-- Dataset extract --

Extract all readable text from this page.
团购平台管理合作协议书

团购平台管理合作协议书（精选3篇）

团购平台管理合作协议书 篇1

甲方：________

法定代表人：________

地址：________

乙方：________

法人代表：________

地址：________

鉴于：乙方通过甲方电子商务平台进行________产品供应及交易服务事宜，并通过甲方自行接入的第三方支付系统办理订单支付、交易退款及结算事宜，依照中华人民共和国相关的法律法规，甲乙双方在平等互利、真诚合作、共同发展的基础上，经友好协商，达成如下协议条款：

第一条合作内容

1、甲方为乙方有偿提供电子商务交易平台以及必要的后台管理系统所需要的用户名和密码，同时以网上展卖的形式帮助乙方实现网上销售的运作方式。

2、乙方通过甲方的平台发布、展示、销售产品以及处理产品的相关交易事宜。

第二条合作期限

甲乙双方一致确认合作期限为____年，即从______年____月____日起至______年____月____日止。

--

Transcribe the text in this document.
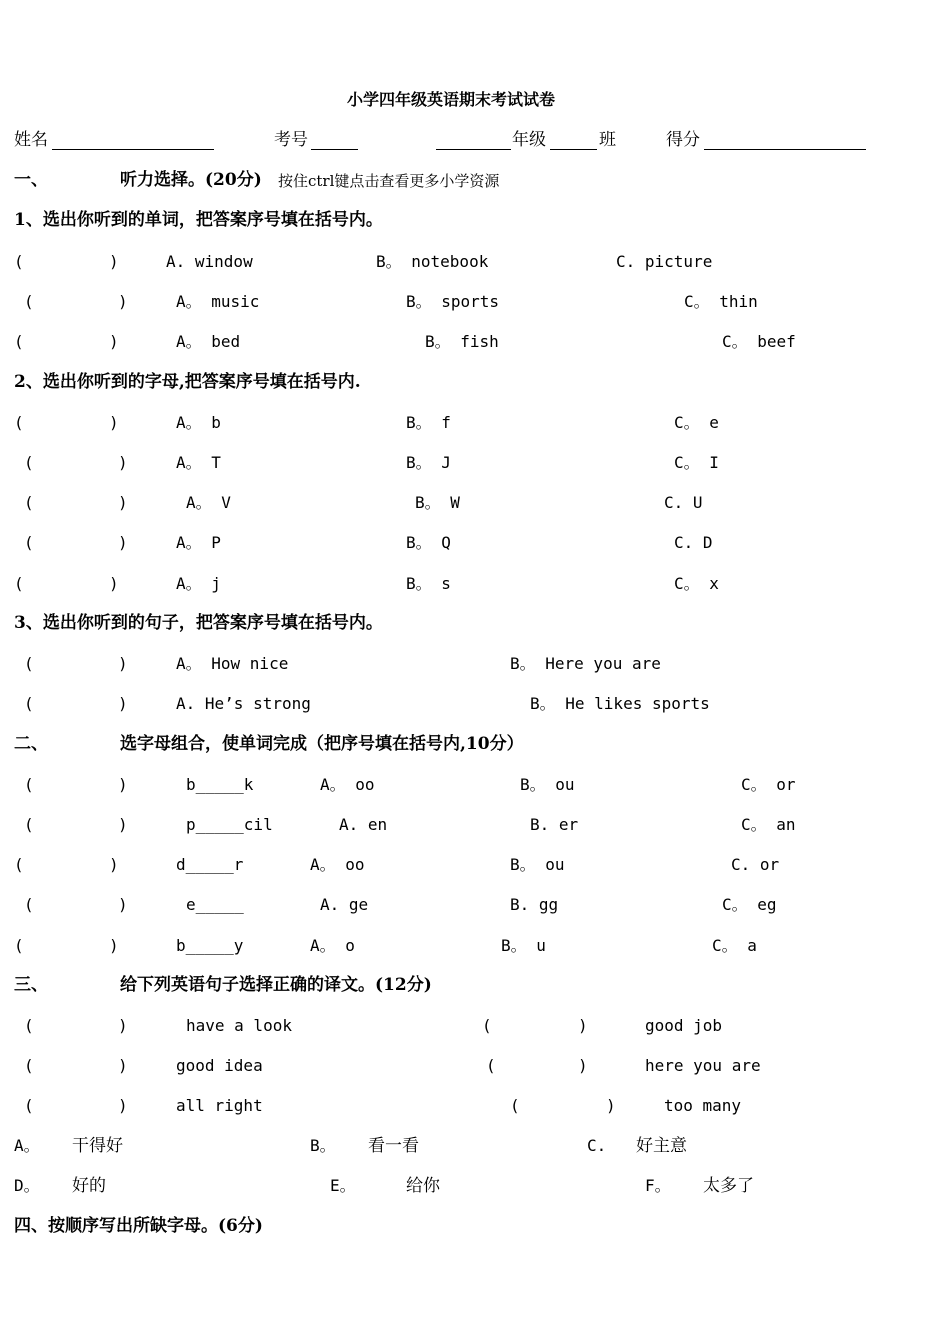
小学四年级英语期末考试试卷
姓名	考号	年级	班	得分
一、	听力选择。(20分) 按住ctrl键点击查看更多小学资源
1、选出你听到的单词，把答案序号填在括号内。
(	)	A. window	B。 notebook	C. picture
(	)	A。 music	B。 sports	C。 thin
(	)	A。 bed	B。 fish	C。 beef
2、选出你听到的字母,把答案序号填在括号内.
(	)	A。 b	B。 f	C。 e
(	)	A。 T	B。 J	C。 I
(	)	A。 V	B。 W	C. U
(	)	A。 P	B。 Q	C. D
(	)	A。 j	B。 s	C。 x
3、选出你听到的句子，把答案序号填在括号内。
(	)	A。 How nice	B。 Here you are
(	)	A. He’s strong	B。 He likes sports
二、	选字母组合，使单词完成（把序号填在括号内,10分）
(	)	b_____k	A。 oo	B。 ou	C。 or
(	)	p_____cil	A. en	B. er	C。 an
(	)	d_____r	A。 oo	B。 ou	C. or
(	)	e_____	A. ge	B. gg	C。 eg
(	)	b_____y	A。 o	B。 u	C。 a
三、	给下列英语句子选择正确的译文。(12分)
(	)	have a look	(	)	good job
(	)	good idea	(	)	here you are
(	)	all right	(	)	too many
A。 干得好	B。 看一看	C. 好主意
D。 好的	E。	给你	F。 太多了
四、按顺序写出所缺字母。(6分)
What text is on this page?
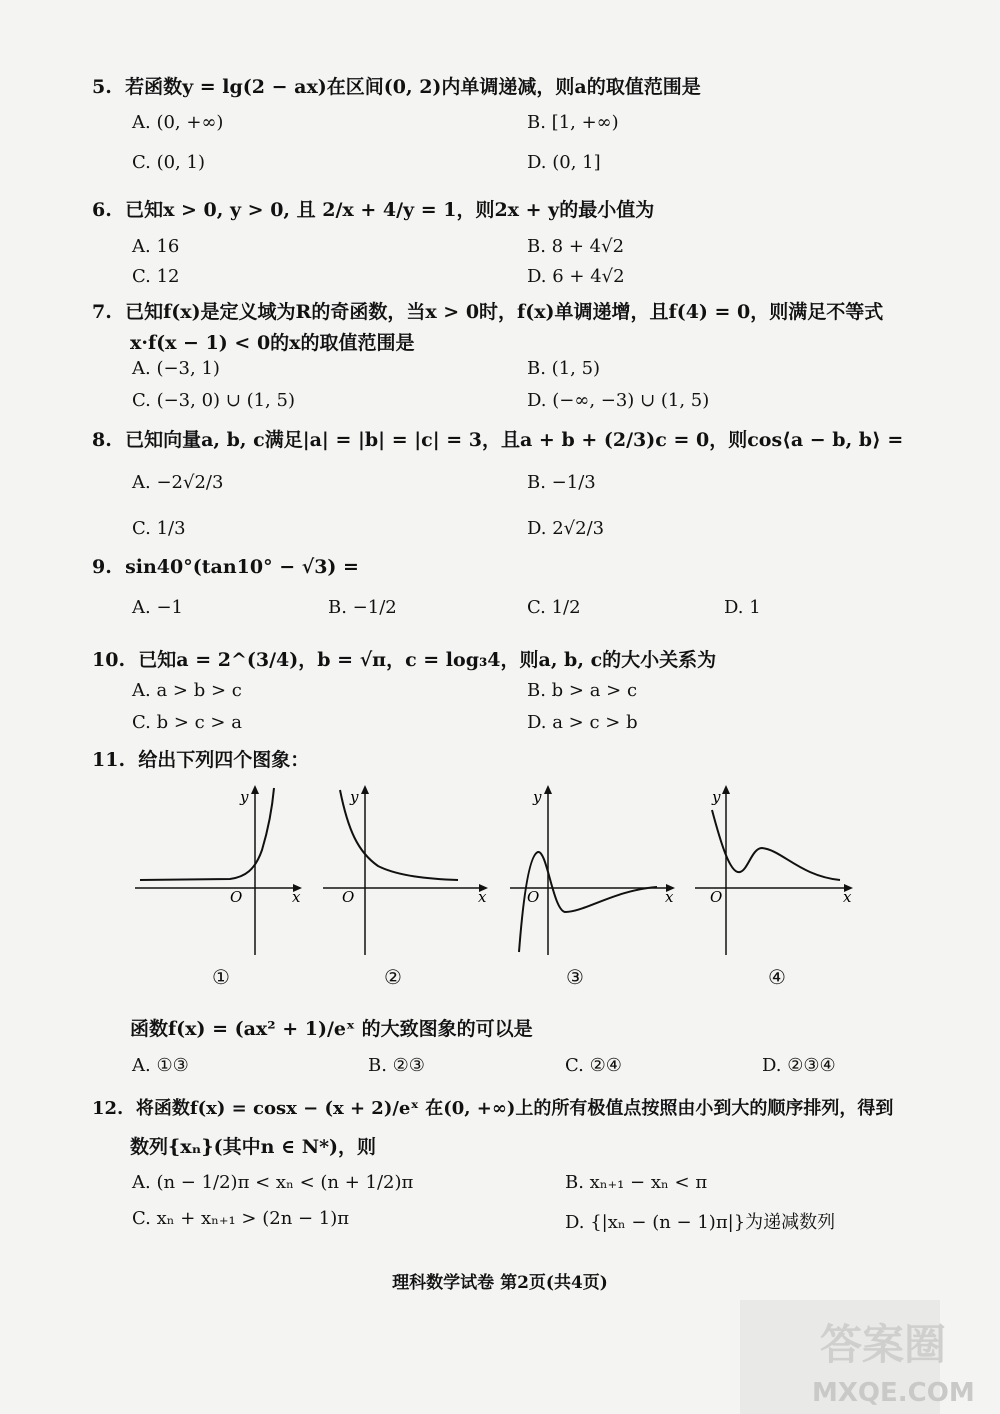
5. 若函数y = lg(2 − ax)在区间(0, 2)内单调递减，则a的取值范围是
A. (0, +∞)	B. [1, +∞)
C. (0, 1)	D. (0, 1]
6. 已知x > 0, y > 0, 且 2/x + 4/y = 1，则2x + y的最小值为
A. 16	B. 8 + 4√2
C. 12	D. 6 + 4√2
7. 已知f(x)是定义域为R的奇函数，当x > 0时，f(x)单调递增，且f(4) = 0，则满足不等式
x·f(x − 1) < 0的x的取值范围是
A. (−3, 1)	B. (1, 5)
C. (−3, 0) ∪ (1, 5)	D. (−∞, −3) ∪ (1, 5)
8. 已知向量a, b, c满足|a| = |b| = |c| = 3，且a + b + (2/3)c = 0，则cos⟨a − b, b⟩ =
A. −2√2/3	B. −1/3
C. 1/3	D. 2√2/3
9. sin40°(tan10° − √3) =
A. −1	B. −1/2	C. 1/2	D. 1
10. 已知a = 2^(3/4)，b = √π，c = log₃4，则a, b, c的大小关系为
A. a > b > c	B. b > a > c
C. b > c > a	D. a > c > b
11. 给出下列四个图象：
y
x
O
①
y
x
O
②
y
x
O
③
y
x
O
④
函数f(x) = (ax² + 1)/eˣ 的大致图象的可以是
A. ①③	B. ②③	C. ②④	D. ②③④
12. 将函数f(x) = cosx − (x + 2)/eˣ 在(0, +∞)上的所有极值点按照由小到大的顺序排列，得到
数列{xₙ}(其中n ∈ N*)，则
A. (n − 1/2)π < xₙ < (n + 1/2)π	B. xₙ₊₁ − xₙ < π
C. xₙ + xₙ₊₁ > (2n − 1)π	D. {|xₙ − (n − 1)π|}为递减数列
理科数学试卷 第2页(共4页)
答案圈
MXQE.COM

-- Task brief --
Of the lines in this listing, how many contain "sports"? Reply with the number and nothing more.

-- Solution to the exercise --
2